■ EXERCISE ■
Copy each line of the records that contains the word "rektcapital".

Data records

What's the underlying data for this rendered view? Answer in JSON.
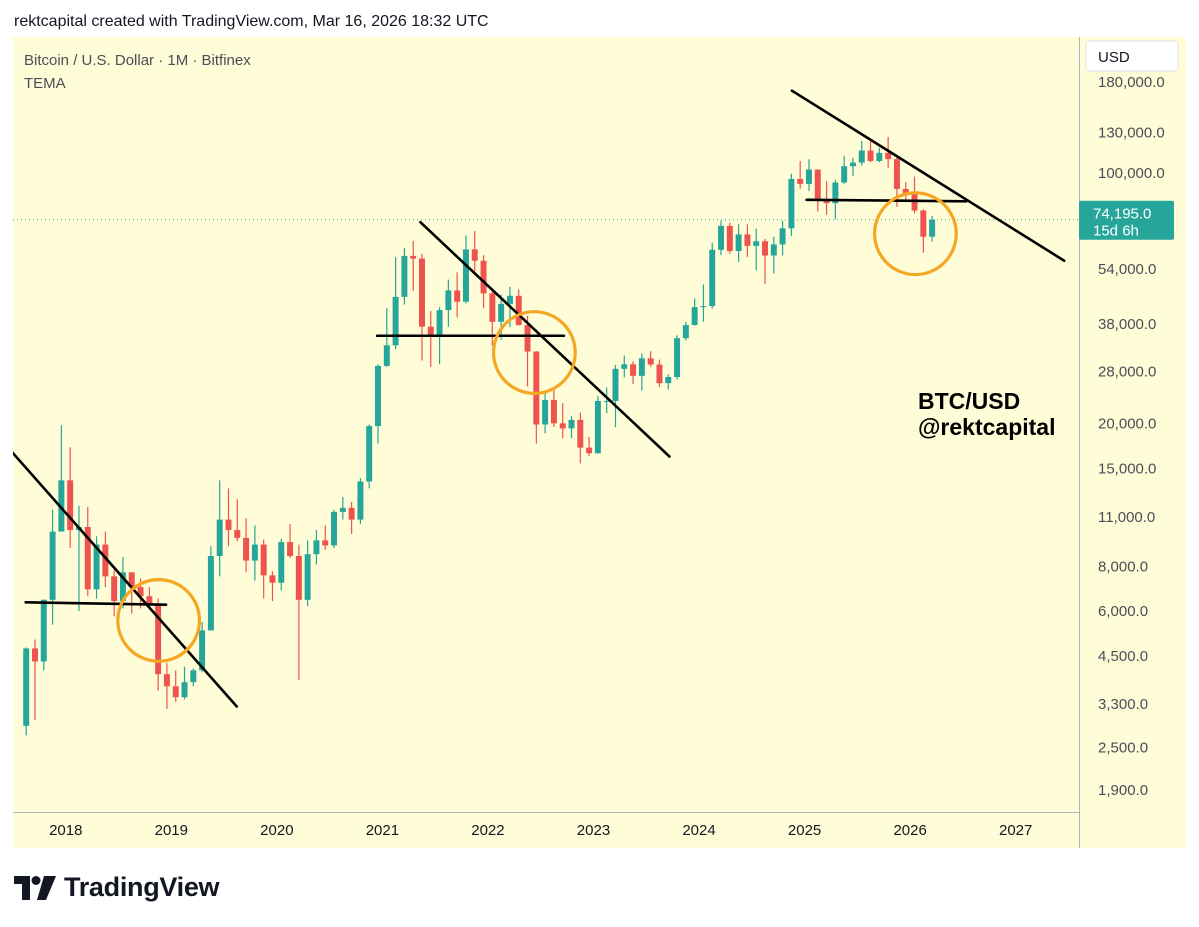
{
  "header": {
    "credit": "rektcapital created with TradingView.com, Mar 16, 2026 18:32 UTC"
  },
  "footer": {
    "brand": "TradingView",
    "brand_icon": "tradingview-logo-icon"
  },
  "colors": {
    "background": "#fffdd7",
    "up": "#26a69a",
    "down": "#ef5350",
    "circle": "#f5a623",
    "price_label": "#26a69a",
    "line": "#000000"
  },
  "chart_data": {
    "type": "candlestick",
    "symbol_line": "Bitcoin / U.S. Dollar · 1M · Bitfinex",
    "indicator": "TEMA",
    "currency": "USD",
    "watermark_line1": "BTC/USD",
    "watermark_line2": "@rektcapital",
    "y_scale": "log",
    "ylim": [
      1650,
      240000
    ],
    "xlim": [
      2017.5,
      2027.6
    ],
    "x_ticks": [
      "2018",
      "2019",
      "2020",
      "2021",
      "2022",
      "2023",
      "2024",
      "2025",
      "2026",
      "2027"
    ],
    "y_ticks": [
      "180,000.0",
      "130,000.0",
      "100,000.0",
      "54,000.0",
      "38,000.0",
      "28,000.0",
      "20,000.0",
      "15,000.0",
      "11,000.0",
      "8,000.0",
      "6,000.0",
      "4,500.0",
      "3,300.0",
      "2,500.0",
      "1,900.0"
    ],
    "last_price": {
      "value": 74195,
      "label": "74,195.0",
      "countdown": "15d 6h"
    },
    "candles": [
      [
        "2017-08",
        2870,
        4750,
        2700,
        4720
      ],
      [
        "2017-09",
        4720,
        5000,
        2980,
        4340
      ],
      [
        "2017-10",
        4340,
        6470,
        4100,
        6450
      ],
      [
        "2017-11",
        6450,
        11500,
        5500,
        10000
      ],
      [
        "2017-12",
        10000,
        19800,
        10800,
        13900
      ],
      [
        "2018-01",
        13900,
        17200,
        9000,
        10100
      ],
      [
        "2018-02",
        10100,
        11800,
        6000,
        10300
      ],
      [
        "2018-03",
        10300,
        11700,
        6600,
        6900
      ],
      [
        "2018-04",
        6900,
        9700,
        6500,
        9200
      ],
      [
        "2018-05",
        9200,
        10000,
        7000,
        7500
      ],
      [
        "2018-06",
        7500,
        7800,
        5800,
        6400
      ],
      [
        "2018-07",
        6400,
        8500,
        6100,
        7700
      ],
      [
        "2018-08",
        7700,
        7700,
        5900,
        7000
      ],
      [
        "2018-09",
        7000,
        7400,
        6100,
        6600
      ],
      [
        "2018-10",
        6600,
        7000,
        6200,
        6300
      ],
      [
        "2018-11",
        6300,
        6500,
        3600,
        4000
      ],
      [
        "2018-12",
        4000,
        4300,
        3200,
        3700
      ],
      [
        "2019-01",
        3700,
        4100,
        3350,
        3450
      ],
      [
        "2019-02",
        3450,
        4200,
        3400,
        3800
      ],
      [
        "2019-03",
        3800,
        4150,
        3700,
        4100
      ],
      [
        "2019-04",
        4100,
        5600,
        4050,
        5300
      ],
      [
        "2019-05",
        5300,
        9100,
        5300,
        8550
      ],
      [
        "2019-06",
        8550,
        13900,
        7500,
        10800
      ],
      [
        "2019-07",
        10800,
        13200,
        9100,
        10100
      ],
      [
        "2019-08",
        10100,
        12300,
        9400,
        9600
      ],
      [
        "2019-09",
        9600,
        10900,
        7700,
        8300
      ],
      [
        "2019-10",
        8300,
        10400,
        7300,
        9200
      ],
      [
        "2019-11",
        9200,
        9500,
        6500,
        7550
      ],
      [
        "2019-12",
        7550,
        7750,
        6400,
        7200
      ],
      [
        "2020-01",
        7200,
        9550,
        6850,
        9350
      ],
      [
        "2020-02",
        9350,
        10500,
        8450,
        8550
      ],
      [
        "2020-03",
        8550,
        9200,
        3850,
        6450
      ],
      [
        "2020-04",
        6450,
        9450,
        6200,
        8650
      ],
      [
        "2020-05",
        8650,
        10100,
        8100,
        9450
      ],
      [
        "2020-06",
        9450,
        10400,
        8900,
        9150
      ],
      [
        "2020-07",
        9150,
        11500,
        9000,
        11350
      ],
      [
        "2020-08",
        11350,
        12500,
        10800,
        11650
      ],
      [
        "2020-09",
        11650,
        12100,
        9850,
        10800
      ],
      [
        "2020-10",
        10800,
        14100,
        10500,
        13800
      ],
      [
        "2020-11",
        13800,
        19900,
        13200,
        19700
      ],
      [
        "2020-12",
        19700,
        29300,
        17600,
        29000
      ],
      [
        "2021-01",
        29000,
        42000,
        28800,
        33100
      ],
      [
        "2021-02",
        33100,
        58300,
        32300,
        45200
      ],
      [
        "2021-03",
        45200,
        61800,
        43000,
        58800
      ],
      [
        "2021-04",
        58800,
        64800,
        47000,
        57800
      ],
      [
        "2021-05",
        57800,
        59600,
        30000,
        37300
      ],
      [
        "2021-06",
        37300,
        41300,
        28800,
        35000
      ],
      [
        "2021-07",
        35000,
        42300,
        29300,
        41500
      ],
      [
        "2021-08",
        41500,
        50500,
        37300,
        47100
      ],
      [
        "2021-09",
        47100,
        52900,
        39600,
        43800
      ],
      [
        "2021-10",
        43800,
        67000,
        43300,
        61300
      ],
      [
        "2021-11",
        61300,
        69000,
        53300,
        57000
      ],
      [
        "2021-12",
        57000,
        59100,
        42000,
        46200
      ],
      [
        "2022-01",
        46200,
        47900,
        33000,
        38500
      ],
      [
        "2022-02",
        38500,
        45800,
        34300,
        43200
      ],
      [
        "2022-03",
        43200,
        48200,
        37200,
        45500
      ],
      [
        "2022-04",
        45500,
        47400,
        37600,
        37700
      ],
      [
        "2022-05",
        37700,
        40000,
        25400,
        31800
      ],
      [
        "2022-06",
        31800,
        31900,
        17600,
        19900
      ],
      [
        "2022-07",
        19900,
        24700,
        18800,
        23300
      ],
      [
        "2022-08",
        23300,
        25200,
        19600,
        20050
      ],
      [
        "2022-09",
        20050,
        22800,
        18200,
        19400
      ],
      [
        "2022-10",
        19400,
        21000,
        18200,
        20500
      ],
      [
        "2022-11",
        20500,
        21500,
        15500,
        17150
      ],
      [
        "2022-12",
        17150,
        18400,
        16250,
        16550
      ],
      [
        "2023-01",
        16550,
        23900,
        16500,
        23150
      ],
      [
        "2023-02",
        23150,
        25250,
        21400,
        23150
      ],
      [
        "2023-03",
        23150,
        29200,
        19550,
        28450
      ],
      [
        "2023-04",
        28450,
        31000,
        26950,
        29300
      ],
      [
        "2023-05",
        29300,
        29850,
        25800,
        27200
      ],
      [
        "2023-06",
        27200,
        31400,
        24750,
        30450
      ],
      [
        "2023-07",
        30450,
        31850,
        28850,
        29250
      ],
      [
        "2023-08",
        29250,
        30200,
        25300,
        25950
      ],
      [
        "2023-09",
        25950,
        27500,
        24900,
        27000
      ],
      [
        "2023-10",
        27000,
        35300,
        26550,
        34650
      ],
      [
        "2023-11",
        34650,
        38450,
        34100,
        37700
      ],
      [
        "2023-12",
        37700,
        44750,
        37600,
        42300
      ],
      [
        "2024-01",
        42300,
        48950,
        38500,
        42600
      ],
      [
        "2024-02",
        42600,
        64000,
        41900,
        61150
      ],
      [
        "2024-03",
        61150,
        73800,
        59150,
        71300
      ],
      [
        "2024-04",
        71300,
        72800,
        59650,
        60650
      ],
      [
        "2024-05",
        60650,
        72000,
        56550,
        67500
      ],
      [
        "2024-06",
        67500,
        72000,
        58400,
        62700
      ],
      [
        "2024-07",
        62700,
        70050,
        53550,
        64600
      ],
      [
        "2024-08",
        64600,
        65600,
        49100,
        58950
      ],
      [
        "2024-09",
        58950,
        66500,
        52500,
        63300
      ],
      [
        "2024-10",
        63300,
        73600,
        58900,
        70200
      ],
      [
        "2024-11",
        70200,
        99650,
        66800,
        96400
      ],
      [
        "2024-12",
        96400,
        108200,
        90500,
        93400
      ],
      [
        "2025-01",
        93400,
        109400,
        89200,
        102400
      ],
      [
        "2025-02",
        102400,
        102500,
        78200,
        84300
      ],
      [
        "2025-03",
        84300,
        95000,
        76600,
        82500
      ],
      [
        "2025-04",
        82500,
        95800,
        74400,
        94200
      ],
      [
        "2025-05",
        94200,
        111900,
        93400,
        104600
      ],
      [
        "2025-06",
        104600,
        110400,
        98200,
        107100
      ],
      [
        "2025-07",
        107100,
        123200,
        105100,
        115700
      ],
      [
        "2025-08",
        115700,
        124400,
        107300,
        108200
      ],
      [
        "2025-09",
        108200,
        117900,
        107300,
        114000
      ],
      [
        "2025-10",
        114000,
        126200,
        103500,
        109500
      ],
      [
        "2025-11",
        109500,
        110600,
        80500,
        90400
      ],
      [
        "2025-12",
        90400,
        94600,
        84500,
        87500
      ],
      [
        "2026-01",
        87500,
        97900,
        77300,
        78700
      ],
      [
        "2026-02",
        78700,
        79300,
        60000,
        66500
      ],
      [
        "2026-03",
        66500,
        76000,
        64500,
        74195
      ]
    ],
    "trendlines": [
      [
        [
          2017.45,
          17200
        ],
        [
          2019.62,
          3250
        ]
      ],
      [
        [
          2021.36,
          73000
        ],
        [
          2023.72,
          16200
        ]
      ],
      [
        [
          2024.88,
          170000
        ],
        [
          2027.46,
          57000
        ]
      ]
    ],
    "support_levels": [
      [
        [
          2017.62,
          6350
        ],
        [
          2018.95,
          6250
        ]
      ],
      [
        [
          2020.95,
          35200
        ],
        [
          2022.72,
          35200
        ]
      ],
      [
        [
          2025.02,
          84300
        ],
        [
          2026.53,
          83500
        ]
      ]
    ],
    "circles": [
      [
        2018.88,
        5650,
        6100
      ],
      [
        2022.44,
        31600,
        12000
      ],
      [
        2026.05,
        67800,
        14500
      ]
    ]
  }
}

■ WORKED ANSWER ■
    "credit": "rektcapital created with TradingView.com, Mar 16, 2026 18:32 UTC"
    "watermark_line2": "@rektcapital",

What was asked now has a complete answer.